## Aim of the exercise
Word for word, quote all of the material, omitting the pictures.

## Data for the task
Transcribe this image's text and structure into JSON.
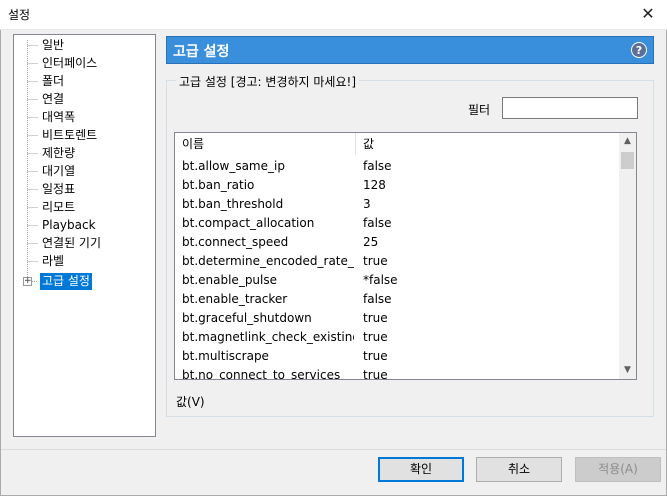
{
  "window": {
    "title": "설정",
    "close_glyph": "✕"
  },
  "tree": {
    "items": [
      {
        "label": "일반"
      },
      {
        "label": "인터페이스"
      },
      {
        "label": "폴더"
      },
      {
        "label": "연결"
      },
      {
        "label": "대역폭"
      },
      {
        "label": "비트토렌트"
      },
      {
        "label": "제한량"
      },
      {
        "label": "대기열"
      },
      {
        "label": "일정표"
      },
      {
        "label": "리모트"
      },
      {
        "label": "Playback"
      },
      {
        "label": "연결된 기기"
      },
      {
        "label": "라벨"
      },
      {
        "label": "고급 설정",
        "selected": true
      }
    ],
    "expander_glyph": "+"
  },
  "header": {
    "title": "고급 설정",
    "help_glyph": "?"
  },
  "group": {
    "legend": "고급 설정 [경고: 변경하지 마세요!]",
    "filter_label": "필터",
    "filter_value": ""
  },
  "listview": {
    "columns": {
      "name": "이름",
      "value": "값"
    },
    "rows": [
      {
        "name": "bt.allow_same_ip",
        "value": "false"
      },
      {
        "name": "bt.ban_ratio",
        "value": "128"
      },
      {
        "name": "bt.ban_threshold",
        "value": "3"
      },
      {
        "name": "bt.compact_allocation",
        "value": "false"
      },
      {
        "name": "bt.connect_speed",
        "value": "25"
      },
      {
        "name": "bt.determine_encoded_rate_fo...",
        "value": "true"
      },
      {
        "name": "bt.enable_pulse",
        "value": "*false"
      },
      {
        "name": "bt.enable_tracker",
        "value": "false"
      },
      {
        "name": "bt.graceful_shutdown",
        "value": "true"
      },
      {
        "name": "bt.magnetlink_check_existing_...",
        "value": "true"
      },
      {
        "name": "bt.multiscrape",
        "value": "true"
      },
      {
        "name": "bt.no_connect_to_services",
        "value": "true"
      }
    ]
  },
  "value_label": "값(V)",
  "buttons": {
    "ok": "확인",
    "cancel": "취소",
    "apply": "적용(A)"
  },
  "colors": {
    "accent": "#0078d7",
    "header_bg": "#3a8fdc"
  }
}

## Result of the task
Transcribe this image's text and structure into JSON.
{
  "window": {
    "title": "설정",
    "close_glyph": "✕"
  },
  "tree": {
    "items": [
      {
        "label": "일반"
      },
      {
        "label": "인터페이스"
      },
      {
        "label": "폴더"
      },
      {
        "label": "연결"
      },
      {
        "label": "대역폭"
      },
      {
        "label": "비트토렌트"
      },
      {
        "label": "제한량"
      },
      {
        "label": "대기열"
      },
      {
        "label": "일정표"
      },
      {
        "label": "리모트"
      },
      {
        "label": "Playback"
      },
      {
        "label": "연결된 기기"
      },
      {
        "label": "라벨"
      },
      {
        "label": "고급 설정",
        "selected": true
      }
    ],
    "expander_glyph": "+"
  },
  "header": {
    "title": "고급 설정",
    "help_glyph": "?"
  },
  "group": {
    "legend": "고급 설정 [경고: 변경하지 마세요!]",
    "filter_label": "필터",
    "filter_value": ""
  },
  "listview": {
    "columns": {
      "name": "이름",
      "value": "값"
    },
    "rows": [
      {
        "name": "bt.allow_same_ip",
        "value": "false"
      },
      {
        "name": "bt.ban_ratio",
        "value": "128"
      },
      {
        "name": "bt.ban_threshold",
        "value": "3"
      },
      {
        "name": "bt.compact_allocation",
        "value": "false"
      },
      {
        "name": "bt.connect_speed",
        "value": "25"
      },
      {
        "name": "bt.determine_encoded_rate_fo...",
        "value": "true"
      },
      {
        "name": "bt.enable_pulse",
        "value": "*false"
      },
      {
        "name": "bt.enable_tracker",
        "value": "false"
      },
      {
        "name": "bt.graceful_shutdown",
        "value": "true"
      },
      {
        "name": "bt.magnetlink_check_existing_...",
        "value": "true"
      },
      {
        "name": "bt.multiscrape",
        "value": "true"
      },
      {
        "name": "bt.no_connect_to_services",
        "value": "true"
      }
    ]
  },
  "value_label": "값(V)",
  "buttons": {
    "ok": "확인",
    "cancel": "취소",
    "apply": "적용(A)"
  },
  "colors": {
    "accent": "#0078d7",
    "header_bg": "#3a8fdc"
  }
}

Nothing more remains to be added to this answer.